Note each line of the listing that contains the string "Войскѣ", and copy it.
----- Material provided -----
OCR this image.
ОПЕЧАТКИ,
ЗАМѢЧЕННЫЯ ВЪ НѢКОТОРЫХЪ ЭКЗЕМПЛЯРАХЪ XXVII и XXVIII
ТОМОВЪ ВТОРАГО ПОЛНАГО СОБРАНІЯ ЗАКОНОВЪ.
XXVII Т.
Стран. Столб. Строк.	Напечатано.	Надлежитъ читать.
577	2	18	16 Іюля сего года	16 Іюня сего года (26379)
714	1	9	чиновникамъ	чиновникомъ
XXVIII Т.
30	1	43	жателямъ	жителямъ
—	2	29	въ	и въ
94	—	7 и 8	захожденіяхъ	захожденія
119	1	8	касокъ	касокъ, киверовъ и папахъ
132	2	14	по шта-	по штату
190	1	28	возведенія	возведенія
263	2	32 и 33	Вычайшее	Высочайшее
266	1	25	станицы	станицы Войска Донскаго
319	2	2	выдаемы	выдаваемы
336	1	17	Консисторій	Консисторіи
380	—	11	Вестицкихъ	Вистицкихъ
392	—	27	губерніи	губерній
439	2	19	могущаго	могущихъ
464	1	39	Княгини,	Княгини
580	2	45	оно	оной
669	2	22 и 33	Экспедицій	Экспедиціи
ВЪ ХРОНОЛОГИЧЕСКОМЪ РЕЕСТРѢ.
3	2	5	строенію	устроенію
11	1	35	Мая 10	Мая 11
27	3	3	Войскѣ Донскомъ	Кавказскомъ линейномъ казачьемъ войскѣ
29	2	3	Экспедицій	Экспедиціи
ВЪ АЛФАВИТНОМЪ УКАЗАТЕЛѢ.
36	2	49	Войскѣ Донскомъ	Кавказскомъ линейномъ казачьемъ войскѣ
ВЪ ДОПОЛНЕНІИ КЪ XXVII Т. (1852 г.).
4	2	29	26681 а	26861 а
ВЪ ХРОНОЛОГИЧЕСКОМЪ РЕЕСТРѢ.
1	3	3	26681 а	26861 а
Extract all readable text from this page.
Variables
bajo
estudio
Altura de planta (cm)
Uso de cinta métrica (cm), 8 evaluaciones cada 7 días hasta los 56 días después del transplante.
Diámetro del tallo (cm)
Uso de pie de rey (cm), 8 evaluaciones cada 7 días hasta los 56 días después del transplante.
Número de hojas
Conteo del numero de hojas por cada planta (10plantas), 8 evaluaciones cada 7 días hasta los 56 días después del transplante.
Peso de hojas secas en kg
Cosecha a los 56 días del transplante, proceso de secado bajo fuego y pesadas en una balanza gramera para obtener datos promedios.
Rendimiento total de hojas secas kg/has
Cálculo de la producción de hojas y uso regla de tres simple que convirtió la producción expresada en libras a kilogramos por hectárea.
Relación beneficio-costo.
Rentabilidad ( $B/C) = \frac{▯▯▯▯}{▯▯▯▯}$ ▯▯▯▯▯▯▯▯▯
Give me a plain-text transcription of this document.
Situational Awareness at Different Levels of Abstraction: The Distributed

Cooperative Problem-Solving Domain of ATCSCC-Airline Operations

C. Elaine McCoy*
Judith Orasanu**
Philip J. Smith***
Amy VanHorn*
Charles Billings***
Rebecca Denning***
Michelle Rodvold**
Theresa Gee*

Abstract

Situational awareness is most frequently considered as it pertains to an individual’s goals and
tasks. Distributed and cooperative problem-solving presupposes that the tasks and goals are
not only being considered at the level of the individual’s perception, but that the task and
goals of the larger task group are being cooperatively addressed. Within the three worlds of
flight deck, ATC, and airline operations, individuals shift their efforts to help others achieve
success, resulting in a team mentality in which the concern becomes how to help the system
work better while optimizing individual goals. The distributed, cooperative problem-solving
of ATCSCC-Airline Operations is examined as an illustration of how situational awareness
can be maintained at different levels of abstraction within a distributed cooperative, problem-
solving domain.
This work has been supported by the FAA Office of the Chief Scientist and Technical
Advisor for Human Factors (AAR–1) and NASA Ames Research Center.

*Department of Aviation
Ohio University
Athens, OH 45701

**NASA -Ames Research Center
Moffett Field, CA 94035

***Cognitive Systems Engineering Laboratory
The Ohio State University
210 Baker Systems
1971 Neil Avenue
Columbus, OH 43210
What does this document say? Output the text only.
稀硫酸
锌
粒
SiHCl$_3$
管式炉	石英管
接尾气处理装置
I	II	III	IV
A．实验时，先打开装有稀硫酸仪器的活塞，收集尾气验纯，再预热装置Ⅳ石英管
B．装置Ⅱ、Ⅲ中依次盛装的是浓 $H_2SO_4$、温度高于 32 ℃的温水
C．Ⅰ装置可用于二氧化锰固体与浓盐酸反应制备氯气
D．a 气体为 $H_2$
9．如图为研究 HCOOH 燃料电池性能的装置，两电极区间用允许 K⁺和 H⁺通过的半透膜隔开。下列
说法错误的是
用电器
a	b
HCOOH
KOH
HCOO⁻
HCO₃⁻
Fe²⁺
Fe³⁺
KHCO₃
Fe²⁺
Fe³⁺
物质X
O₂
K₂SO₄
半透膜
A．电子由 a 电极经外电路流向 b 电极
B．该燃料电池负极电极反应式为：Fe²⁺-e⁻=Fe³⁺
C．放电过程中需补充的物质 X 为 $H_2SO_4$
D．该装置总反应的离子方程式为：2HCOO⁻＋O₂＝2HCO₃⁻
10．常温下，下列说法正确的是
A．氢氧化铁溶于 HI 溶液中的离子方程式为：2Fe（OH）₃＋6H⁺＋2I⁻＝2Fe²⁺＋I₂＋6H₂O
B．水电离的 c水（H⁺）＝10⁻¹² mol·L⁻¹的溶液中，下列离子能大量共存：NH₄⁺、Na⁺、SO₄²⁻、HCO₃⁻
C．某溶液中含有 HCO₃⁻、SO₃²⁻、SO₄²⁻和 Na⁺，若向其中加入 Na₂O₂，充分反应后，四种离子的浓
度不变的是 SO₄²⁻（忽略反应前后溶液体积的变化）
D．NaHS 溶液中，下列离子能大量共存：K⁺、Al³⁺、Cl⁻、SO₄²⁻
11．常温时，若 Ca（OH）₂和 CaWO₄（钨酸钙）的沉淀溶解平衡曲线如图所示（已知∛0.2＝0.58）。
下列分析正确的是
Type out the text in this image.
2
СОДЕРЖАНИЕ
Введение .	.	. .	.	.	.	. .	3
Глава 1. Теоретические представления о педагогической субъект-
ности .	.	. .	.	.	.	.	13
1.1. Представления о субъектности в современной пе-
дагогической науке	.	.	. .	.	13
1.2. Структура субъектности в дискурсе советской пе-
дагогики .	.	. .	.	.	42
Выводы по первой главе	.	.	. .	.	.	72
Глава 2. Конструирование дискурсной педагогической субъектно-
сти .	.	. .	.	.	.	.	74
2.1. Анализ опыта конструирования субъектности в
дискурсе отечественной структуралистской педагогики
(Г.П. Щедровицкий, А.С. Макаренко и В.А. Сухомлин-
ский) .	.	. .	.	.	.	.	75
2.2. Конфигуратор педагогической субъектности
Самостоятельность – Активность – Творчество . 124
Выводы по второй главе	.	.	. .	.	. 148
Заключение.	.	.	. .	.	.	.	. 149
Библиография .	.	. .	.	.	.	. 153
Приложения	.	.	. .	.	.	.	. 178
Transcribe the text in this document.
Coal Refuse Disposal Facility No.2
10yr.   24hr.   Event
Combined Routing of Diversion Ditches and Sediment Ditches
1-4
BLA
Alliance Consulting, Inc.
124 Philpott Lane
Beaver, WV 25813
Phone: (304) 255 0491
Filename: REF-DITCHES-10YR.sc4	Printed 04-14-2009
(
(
-----
▶ Reply
27	3	3	Войскѣ Донскомъ	Кавказскомъ линейномъ казачьемъ войскѣ
36	2	49	Войскѣ Донскомъ	Кавказскомъ линейномъ казачьемъ войскѣ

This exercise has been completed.